- SUPPLIED INFORMATION:

____________________

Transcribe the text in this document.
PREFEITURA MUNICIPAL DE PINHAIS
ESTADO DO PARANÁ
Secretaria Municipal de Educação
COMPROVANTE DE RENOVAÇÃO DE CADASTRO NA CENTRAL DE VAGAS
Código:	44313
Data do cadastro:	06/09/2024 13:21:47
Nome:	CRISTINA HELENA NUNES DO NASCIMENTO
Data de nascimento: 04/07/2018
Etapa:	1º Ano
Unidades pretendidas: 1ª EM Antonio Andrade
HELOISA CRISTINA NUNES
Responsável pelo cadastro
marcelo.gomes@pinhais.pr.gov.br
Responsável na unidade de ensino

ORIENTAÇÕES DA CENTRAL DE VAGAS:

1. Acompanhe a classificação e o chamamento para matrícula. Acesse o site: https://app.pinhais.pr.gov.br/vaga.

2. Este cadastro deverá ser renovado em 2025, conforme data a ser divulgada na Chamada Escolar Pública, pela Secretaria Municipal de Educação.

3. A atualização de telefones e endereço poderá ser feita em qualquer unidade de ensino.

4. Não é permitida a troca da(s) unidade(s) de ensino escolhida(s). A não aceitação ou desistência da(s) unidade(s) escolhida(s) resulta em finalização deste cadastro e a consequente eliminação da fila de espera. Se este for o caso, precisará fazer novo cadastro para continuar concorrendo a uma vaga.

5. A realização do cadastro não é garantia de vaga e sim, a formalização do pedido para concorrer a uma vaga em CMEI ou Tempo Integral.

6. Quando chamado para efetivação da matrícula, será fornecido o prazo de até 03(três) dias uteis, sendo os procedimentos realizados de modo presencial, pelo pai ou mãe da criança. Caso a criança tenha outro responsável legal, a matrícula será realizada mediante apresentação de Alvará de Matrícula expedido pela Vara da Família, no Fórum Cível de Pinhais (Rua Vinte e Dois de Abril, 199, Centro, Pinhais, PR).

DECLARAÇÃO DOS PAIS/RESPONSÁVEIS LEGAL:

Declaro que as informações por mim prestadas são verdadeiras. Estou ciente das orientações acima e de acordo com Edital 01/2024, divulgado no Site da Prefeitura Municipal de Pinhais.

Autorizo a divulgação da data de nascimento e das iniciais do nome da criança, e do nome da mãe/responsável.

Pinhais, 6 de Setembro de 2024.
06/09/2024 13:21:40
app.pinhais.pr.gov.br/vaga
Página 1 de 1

____________________

- SET PROBLEM: List every line from the entries above in which "NUNES" appears.

- SOLUTION FOR THIS EXERCISE:
Nome:	CRISTINA HELENA NUNES DO NASCIMENTO
HELOISA CRISTINA NUNES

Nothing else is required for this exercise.